──────── INFORMATION GIVEN

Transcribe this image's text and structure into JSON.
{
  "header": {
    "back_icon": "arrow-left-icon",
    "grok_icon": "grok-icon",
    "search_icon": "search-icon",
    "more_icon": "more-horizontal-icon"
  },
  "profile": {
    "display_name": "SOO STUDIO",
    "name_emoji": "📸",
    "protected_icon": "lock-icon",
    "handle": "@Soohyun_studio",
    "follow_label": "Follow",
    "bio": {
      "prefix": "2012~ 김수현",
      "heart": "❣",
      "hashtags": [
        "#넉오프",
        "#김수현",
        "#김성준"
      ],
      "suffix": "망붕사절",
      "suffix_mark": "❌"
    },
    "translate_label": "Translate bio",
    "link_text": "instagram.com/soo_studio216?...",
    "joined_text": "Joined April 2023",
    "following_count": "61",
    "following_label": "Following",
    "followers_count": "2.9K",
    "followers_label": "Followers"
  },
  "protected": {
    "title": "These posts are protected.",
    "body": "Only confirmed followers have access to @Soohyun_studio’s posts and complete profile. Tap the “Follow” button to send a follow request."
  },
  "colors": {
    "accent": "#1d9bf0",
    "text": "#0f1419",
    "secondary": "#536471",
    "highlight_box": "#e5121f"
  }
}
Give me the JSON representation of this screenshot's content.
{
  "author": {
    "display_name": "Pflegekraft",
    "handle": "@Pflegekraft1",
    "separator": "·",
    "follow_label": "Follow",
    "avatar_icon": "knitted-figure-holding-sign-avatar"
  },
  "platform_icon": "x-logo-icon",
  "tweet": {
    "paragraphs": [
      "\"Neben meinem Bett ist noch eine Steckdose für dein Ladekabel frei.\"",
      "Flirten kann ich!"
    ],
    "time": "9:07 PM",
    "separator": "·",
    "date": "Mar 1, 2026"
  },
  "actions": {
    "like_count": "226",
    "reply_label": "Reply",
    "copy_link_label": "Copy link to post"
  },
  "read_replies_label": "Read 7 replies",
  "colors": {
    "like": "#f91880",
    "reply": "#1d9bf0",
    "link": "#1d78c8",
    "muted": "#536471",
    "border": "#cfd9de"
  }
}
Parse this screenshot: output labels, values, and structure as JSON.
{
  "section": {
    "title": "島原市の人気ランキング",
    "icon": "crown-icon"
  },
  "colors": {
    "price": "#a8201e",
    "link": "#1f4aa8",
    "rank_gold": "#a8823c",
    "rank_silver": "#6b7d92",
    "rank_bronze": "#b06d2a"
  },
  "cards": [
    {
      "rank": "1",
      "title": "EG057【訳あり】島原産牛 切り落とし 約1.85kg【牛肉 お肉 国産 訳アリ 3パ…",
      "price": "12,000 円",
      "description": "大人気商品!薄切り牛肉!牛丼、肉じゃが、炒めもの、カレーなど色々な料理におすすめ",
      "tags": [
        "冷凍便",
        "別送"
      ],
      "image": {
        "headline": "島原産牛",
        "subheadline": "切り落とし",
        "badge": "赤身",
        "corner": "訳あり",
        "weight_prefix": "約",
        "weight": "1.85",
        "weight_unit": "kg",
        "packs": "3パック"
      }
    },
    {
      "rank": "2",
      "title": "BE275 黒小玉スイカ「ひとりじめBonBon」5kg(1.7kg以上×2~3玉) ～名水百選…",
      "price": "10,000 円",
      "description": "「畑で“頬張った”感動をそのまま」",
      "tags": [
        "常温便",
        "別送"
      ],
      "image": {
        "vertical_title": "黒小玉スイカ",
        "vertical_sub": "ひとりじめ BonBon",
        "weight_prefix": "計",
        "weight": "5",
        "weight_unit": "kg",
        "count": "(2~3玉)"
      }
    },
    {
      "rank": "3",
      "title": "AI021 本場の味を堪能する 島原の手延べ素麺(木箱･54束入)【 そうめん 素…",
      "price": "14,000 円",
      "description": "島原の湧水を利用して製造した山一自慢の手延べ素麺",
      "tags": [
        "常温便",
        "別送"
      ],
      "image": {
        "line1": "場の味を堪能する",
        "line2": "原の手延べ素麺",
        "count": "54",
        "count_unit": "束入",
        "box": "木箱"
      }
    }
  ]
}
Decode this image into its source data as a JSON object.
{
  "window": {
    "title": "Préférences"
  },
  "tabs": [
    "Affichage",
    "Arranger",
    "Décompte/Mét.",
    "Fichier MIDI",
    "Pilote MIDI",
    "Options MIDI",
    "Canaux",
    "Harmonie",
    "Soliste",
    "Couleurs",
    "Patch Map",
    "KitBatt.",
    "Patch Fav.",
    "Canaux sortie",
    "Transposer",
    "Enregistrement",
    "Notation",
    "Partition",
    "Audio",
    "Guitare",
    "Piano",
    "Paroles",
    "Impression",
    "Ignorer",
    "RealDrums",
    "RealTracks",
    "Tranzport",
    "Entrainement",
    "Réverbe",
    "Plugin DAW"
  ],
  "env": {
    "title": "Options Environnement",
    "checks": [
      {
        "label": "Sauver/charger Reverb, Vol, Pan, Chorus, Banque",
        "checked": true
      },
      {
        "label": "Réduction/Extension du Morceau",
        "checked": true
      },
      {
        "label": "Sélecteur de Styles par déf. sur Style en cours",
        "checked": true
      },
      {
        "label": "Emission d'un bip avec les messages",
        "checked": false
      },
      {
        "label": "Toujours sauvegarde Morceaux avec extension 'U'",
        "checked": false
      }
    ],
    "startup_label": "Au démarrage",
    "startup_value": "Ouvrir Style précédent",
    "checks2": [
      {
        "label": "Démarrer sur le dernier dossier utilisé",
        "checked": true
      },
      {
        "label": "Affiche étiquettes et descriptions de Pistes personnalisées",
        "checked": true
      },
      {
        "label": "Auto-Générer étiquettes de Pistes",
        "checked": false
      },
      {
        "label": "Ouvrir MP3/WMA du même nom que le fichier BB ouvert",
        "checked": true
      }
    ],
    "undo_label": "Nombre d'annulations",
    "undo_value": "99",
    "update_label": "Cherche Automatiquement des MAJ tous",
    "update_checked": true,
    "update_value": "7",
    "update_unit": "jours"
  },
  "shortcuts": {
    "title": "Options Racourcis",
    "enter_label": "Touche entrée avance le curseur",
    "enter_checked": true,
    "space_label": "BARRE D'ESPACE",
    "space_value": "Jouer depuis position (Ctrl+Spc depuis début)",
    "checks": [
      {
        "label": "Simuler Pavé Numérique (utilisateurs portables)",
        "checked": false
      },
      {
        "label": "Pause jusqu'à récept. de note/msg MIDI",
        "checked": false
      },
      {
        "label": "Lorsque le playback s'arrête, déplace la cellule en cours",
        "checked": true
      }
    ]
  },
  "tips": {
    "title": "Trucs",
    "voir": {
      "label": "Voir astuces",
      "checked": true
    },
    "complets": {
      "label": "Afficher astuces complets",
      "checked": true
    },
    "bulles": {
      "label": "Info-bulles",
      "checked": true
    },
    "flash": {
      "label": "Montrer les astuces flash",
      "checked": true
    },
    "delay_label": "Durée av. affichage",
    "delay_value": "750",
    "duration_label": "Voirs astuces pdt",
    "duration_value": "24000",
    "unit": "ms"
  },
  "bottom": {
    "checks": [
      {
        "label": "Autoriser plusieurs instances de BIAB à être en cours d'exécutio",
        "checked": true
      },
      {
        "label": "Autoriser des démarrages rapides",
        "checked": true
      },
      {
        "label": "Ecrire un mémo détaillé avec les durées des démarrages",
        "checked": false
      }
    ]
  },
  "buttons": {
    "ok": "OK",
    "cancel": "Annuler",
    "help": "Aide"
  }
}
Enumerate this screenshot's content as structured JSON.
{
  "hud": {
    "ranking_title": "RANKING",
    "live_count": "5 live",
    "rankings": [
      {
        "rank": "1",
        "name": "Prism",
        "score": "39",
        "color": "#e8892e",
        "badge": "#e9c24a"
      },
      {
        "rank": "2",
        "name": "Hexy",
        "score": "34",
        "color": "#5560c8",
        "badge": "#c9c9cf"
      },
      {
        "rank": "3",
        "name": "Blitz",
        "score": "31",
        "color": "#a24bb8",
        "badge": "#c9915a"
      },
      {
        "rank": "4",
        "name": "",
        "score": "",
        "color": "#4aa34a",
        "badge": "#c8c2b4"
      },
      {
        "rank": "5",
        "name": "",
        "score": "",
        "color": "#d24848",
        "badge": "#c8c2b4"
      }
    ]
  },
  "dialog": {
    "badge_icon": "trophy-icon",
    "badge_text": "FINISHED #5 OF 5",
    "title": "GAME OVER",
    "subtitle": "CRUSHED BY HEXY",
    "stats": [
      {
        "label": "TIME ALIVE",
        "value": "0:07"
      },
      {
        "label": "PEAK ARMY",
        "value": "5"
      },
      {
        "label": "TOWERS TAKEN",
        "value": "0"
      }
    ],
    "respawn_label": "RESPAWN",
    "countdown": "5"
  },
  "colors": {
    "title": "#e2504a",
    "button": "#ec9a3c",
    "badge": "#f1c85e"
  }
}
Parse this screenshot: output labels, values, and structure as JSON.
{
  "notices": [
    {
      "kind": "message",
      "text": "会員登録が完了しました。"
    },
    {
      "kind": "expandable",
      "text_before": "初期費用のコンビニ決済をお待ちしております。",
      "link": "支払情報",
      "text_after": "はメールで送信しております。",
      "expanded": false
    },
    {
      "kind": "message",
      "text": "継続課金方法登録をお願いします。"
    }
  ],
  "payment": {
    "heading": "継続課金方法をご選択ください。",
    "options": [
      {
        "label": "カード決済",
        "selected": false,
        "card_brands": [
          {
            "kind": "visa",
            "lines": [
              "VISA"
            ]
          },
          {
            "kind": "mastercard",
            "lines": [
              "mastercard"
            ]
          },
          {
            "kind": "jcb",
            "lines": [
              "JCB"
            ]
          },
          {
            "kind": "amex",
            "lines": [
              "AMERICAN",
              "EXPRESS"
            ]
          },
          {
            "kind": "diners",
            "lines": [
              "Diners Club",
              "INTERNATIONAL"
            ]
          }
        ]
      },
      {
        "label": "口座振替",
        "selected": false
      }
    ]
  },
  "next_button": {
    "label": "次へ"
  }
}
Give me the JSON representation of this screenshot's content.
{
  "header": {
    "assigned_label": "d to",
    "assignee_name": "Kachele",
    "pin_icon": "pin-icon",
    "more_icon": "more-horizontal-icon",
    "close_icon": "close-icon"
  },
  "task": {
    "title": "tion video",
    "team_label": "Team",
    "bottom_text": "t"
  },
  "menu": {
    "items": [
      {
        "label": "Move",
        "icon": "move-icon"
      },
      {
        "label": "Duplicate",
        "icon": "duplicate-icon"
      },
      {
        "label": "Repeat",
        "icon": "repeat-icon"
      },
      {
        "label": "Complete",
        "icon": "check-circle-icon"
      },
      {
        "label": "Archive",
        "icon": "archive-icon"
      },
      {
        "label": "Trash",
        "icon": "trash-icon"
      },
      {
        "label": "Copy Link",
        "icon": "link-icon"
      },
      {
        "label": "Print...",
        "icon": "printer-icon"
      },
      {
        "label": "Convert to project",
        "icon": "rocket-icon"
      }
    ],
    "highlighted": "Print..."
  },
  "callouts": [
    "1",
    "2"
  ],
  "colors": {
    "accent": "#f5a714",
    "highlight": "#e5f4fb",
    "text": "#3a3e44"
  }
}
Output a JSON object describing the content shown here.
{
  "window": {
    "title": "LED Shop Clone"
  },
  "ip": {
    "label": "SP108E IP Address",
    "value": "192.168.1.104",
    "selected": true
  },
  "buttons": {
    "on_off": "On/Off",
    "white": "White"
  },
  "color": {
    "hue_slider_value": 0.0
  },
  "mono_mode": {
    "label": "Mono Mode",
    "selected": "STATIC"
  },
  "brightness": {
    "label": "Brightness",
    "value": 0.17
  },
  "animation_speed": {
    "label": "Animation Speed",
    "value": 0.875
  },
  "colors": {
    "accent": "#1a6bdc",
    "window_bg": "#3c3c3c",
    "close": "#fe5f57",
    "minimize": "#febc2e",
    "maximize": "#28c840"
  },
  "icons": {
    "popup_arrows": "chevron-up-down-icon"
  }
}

────────────────

State how many lines above contain the string "avec", with no other words.

3